> **TASK TO COMPLETE**:
Lines containing the string "JSON" are to be collected in full.

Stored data
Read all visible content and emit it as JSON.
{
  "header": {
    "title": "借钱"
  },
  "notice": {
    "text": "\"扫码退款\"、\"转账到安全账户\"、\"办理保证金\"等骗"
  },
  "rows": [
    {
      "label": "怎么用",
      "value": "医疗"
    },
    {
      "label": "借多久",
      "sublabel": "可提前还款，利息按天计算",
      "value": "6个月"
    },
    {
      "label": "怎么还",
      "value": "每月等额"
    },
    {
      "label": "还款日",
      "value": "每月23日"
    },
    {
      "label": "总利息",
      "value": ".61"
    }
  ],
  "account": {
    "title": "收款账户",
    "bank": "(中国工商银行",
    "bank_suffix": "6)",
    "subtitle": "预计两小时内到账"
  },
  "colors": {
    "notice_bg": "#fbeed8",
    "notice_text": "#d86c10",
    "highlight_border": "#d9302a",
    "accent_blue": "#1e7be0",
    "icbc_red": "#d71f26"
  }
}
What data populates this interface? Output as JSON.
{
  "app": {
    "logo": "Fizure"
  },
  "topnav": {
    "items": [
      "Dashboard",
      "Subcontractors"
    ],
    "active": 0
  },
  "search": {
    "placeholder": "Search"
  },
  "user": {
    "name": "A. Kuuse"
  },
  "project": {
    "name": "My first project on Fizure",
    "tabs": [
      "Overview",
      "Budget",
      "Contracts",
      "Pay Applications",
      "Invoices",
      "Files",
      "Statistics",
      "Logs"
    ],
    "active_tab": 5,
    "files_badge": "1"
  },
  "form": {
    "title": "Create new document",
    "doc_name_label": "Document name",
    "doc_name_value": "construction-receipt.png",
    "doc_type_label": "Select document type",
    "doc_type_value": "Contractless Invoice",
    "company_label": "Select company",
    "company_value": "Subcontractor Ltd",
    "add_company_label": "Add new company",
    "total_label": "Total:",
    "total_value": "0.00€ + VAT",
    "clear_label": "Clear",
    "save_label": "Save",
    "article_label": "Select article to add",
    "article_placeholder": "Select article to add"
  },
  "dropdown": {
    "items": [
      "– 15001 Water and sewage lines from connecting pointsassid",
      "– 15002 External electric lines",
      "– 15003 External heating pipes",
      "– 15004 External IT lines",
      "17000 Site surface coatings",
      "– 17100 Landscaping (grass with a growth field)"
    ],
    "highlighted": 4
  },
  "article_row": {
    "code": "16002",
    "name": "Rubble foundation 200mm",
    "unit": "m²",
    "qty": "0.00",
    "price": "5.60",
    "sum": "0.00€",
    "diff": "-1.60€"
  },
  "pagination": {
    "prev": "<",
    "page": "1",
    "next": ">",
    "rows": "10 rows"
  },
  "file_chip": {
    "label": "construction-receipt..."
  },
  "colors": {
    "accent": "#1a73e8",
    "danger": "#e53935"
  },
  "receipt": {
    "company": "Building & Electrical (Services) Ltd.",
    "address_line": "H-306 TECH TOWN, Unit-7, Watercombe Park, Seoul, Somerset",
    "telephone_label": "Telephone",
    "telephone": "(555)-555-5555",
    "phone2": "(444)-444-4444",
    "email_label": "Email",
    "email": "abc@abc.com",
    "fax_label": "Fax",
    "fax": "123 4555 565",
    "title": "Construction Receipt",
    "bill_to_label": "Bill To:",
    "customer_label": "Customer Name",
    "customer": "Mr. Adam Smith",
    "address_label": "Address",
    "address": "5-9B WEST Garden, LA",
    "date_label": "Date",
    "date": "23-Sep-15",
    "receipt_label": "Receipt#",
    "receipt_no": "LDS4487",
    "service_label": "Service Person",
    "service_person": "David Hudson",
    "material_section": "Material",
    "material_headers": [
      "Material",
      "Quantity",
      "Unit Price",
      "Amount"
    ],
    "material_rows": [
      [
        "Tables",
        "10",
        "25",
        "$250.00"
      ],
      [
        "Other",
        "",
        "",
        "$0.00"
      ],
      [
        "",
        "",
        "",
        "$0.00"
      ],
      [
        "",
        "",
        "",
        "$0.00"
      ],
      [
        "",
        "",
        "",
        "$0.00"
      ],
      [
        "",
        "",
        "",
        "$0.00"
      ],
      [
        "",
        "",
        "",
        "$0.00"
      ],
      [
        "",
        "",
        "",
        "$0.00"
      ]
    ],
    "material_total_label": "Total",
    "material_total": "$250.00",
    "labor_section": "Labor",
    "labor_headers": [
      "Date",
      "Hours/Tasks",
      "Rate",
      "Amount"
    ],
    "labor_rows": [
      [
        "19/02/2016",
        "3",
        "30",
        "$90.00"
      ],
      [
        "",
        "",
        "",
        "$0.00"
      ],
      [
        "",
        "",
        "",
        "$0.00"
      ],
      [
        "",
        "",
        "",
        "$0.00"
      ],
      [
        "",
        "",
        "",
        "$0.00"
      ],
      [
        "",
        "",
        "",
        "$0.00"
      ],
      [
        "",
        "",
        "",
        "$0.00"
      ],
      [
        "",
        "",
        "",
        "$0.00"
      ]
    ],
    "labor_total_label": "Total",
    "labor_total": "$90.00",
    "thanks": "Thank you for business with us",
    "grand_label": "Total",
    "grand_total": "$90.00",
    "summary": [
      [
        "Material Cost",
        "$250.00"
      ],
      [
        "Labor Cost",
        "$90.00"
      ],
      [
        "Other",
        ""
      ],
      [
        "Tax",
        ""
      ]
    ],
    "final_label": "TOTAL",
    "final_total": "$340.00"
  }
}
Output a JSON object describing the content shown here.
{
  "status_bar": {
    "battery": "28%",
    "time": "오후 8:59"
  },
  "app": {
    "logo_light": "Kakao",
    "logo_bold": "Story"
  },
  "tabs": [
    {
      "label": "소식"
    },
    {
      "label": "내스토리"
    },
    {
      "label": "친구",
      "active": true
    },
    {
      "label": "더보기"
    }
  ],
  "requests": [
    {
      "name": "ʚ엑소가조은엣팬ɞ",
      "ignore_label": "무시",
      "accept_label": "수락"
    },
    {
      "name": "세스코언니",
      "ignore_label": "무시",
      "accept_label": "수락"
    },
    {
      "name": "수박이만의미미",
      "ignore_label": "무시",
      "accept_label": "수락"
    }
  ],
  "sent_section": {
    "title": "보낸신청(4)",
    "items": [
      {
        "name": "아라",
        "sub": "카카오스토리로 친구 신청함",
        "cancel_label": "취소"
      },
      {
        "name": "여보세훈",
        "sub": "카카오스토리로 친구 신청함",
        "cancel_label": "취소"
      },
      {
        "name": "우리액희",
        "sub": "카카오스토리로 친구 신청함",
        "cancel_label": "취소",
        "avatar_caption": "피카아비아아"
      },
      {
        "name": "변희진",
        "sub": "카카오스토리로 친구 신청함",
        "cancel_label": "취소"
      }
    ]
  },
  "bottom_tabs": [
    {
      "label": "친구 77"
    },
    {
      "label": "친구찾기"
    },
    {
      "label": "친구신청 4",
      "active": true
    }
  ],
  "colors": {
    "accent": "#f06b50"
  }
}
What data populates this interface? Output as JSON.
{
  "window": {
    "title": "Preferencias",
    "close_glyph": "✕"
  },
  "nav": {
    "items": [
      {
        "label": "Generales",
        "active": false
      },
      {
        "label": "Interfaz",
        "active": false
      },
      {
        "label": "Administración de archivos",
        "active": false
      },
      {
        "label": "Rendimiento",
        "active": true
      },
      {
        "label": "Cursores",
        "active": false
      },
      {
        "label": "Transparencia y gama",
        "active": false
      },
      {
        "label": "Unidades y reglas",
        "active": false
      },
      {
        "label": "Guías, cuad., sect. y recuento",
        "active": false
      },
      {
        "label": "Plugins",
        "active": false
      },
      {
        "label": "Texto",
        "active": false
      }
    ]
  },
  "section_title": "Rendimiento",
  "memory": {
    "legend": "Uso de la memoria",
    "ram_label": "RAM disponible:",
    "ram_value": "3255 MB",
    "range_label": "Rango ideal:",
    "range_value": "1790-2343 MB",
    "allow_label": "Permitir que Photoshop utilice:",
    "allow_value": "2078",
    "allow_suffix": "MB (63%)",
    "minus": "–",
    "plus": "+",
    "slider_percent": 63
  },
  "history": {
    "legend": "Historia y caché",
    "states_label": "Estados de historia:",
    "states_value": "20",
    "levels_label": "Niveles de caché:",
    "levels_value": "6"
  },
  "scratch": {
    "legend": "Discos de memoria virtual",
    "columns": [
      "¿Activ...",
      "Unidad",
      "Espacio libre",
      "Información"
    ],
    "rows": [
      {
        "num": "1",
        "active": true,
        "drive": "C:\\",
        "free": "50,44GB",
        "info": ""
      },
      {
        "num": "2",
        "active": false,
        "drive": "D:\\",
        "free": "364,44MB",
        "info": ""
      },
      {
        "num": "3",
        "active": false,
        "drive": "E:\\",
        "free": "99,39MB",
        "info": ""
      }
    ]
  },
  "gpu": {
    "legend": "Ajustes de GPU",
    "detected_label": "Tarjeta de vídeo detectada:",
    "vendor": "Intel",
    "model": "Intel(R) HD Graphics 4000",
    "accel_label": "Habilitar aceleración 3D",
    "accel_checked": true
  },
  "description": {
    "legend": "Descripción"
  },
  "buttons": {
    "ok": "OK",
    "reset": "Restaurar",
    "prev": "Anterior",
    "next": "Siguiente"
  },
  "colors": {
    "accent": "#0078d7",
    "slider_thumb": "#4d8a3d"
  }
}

> **SOLUTION TO THE EXERCISE**:
Read all visible content and emit it as JSON.
What data populates this interface? Output as JSON.
Output a JSON object describing the content shown here.
What data populates this interface? Output as JSON.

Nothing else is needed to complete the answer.